▶ **WHAT IS NEEDED**
Echo the data lines from the one containing "comments-question: Do you" through the one containing "back-button[interactable]: < Back", both included, and nothing else.

▶ **DATA EXCERPTS**
--*--

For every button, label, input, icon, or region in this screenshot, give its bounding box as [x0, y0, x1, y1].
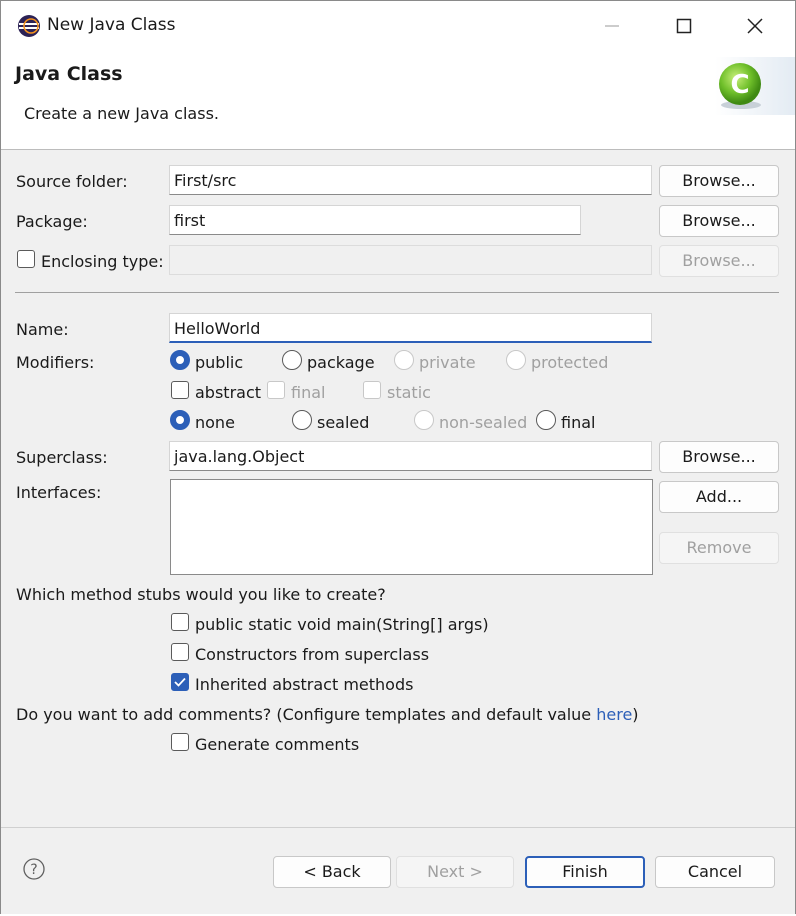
comments-question: Do you want to add comments? (Configure … — [16, 705, 639, 724]
generate-comments-label: Generate comments — [195, 735, 360, 754]
interfaces-remove-button: Remove — [659, 532, 779, 564]
stub-main-label: public static void main(String[] args) — [195, 615, 489, 634]
back-button[interactable]: < Back — [273, 856, 391, 888]
modifier-public-label: public — [195, 353, 244, 372]
modifiers-label: Modifiers: — [16, 353, 95, 372]
superclass-field[interactable]: java.lang.Object — [169, 441, 652, 471]
modifier-package-label: package — [307, 353, 375, 372]
help-icon[interactable]: ? — [23, 858, 45, 880]
package-field[interactable]: first — [169, 205, 581, 235]
modifier-final-label: final — [291, 383, 326, 402]
stub-constructors-label: Constructors from superclass — [195, 645, 430, 664]
interfaces-list[interactable] — [170, 479, 653, 575]
sealing-none-radio[interactable] — [170, 410, 190, 430]
page-description: Create a new Java class. — [24, 104, 219, 123]
window-title: New Java Class — [47, 15, 176, 35]
title-bar: New Java Class — [1, 1, 795, 51]
close-button[interactable] — [730, 9, 780, 43]
page-title: Java Class — [15, 63, 123, 85]
modifier-protected-radio — [506, 350, 526, 370]
modifier-public-radio[interactable] — [170, 350, 190, 370]
package-label: Package: — [16, 212, 88, 231]
stubs-question: Which method stubs would you like to cre… — [16, 585, 386, 604]
superclass-browse-button[interactable]: Browse... — [659, 441, 779, 473]
sealing-non-sealed-label: non-sealed — [439, 413, 528, 432]
comments-question-text: Do you want to add comments? (Configure … — [16, 705, 597, 724]
modifier-private-label: private — [419, 353, 476, 372]
stub-inherited-checkbox[interactable] — [171, 673, 189, 691]
sealing-sealed-label: sealed — [317, 413, 370, 432]
sealing-final-radio[interactable] — [536, 410, 556, 430]
svg-text:?: ? — [30, 862, 37, 878]
minimize-button[interactable] — [587, 9, 637, 43]
next-button: Next > — [396, 856, 514, 888]
source-folder-field[interactable]: First/src — [169, 165, 652, 195]
wizard-header: Java Class Create a new Java class. C — [1, 51, 795, 150]
finish-button[interactable]: Finish — [525, 856, 645, 888]
comments-question-end: ) — [632, 705, 639, 724]
enclosing-type-checkbox[interactable] — [17, 250, 35, 268]
modifier-abstract-checkbox[interactable] — [171, 381, 189, 399]
enclosing-type-browse-button: Browse... — [659, 245, 779, 277]
modifier-package-radio[interactable] — [282, 350, 302, 370]
sealing-final-label: final — [561, 413, 596, 432]
modifier-static-label: static — [387, 383, 431, 402]
sealing-none-label: none — [195, 413, 235, 432]
sealing-non-sealed-radio — [414, 410, 434, 430]
sealing-sealed-radio[interactable] — [292, 410, 312, 430]
new-java-class-dialog: New Java Class Java Class Create a new J… — [0, 0, 796, 914]
modifier-final-checkbox — [267, 381, 285, 399]
enclosing-type-field — [169, 245, 652, 275]
cancel-button[interactable]: Cancel — [655, 856, 775, 888]
interfaces-add-button[interactable]: Add... — [659, 481, 779, 513]
name-field[interactable]: HelloWorld — [169, 313, 652, 343]
button-bar: ? < Back Next > Finish Cancel — [1, 827, 795, 914]
svg-text:C: C — [730, 70, 749, 100]
eclipse-icon — [17, 14, 41, 38]
stub-inherited-label: Inherited abstract methods — [195, 675, 414, 694]
source-folder-label: Source folder: — [16, 172, 128, 191]
modifier-protected-label: protected — [531, 353, 609, 372]
stub-constructors-checkbox[interactable] — [171, 643, 189, 661]
name-label: Name: — [16, 320, 69, 339]
enclosing-type-label: Enclosing type: — [41, 252, 164, 271]
checkmark-icon — [174, 677, 186, 687]
maximize-button[interactable] — [659, 9, 709, 43]
separator — [15, 292, 779, 293]
new-class-wizard-icon: C — [715, 57, 795, 115]
modifier-abstract-label: abstract — [195, 383, 262, 402]
modifier-private-radio — [394, 350, 414, 370]
stub-main-checkbox[interactable] — [171, 613, 189, 631]
package-browse-button[interactable]: Browse... — [659, 205, 779, 237]
modifier-static-checkbox — [363, 381, 381, 399]
source-folder-browse-button[interactable]: Browse... — [659, 165, 779, 197]
generate-comments-checkbox[interactable] — [171, 733, 189, 751]
configure-templates-link[interactable]: here — [596, 705, 632, 724]
interfaces-label: Interfaces: — [16, 483, 102, 502]
superclass-label: Superclass: — [16, 448, 108, 467]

--*--

▶ **FINISHED EXERCISE**
comments-question: Do you want to add comments? (Configure … — [16, 705, 639, 724]
generate-comments-label: Generate comments — [195, 735, 360, 754]
interfaces-remove-button: Remove — [659, 532, 779, 564]
stub-main-label: public static void main(String[] args) — [195, 615, 489, 634]
back-button[interactable]: < Back — [273, 856, 391, 888]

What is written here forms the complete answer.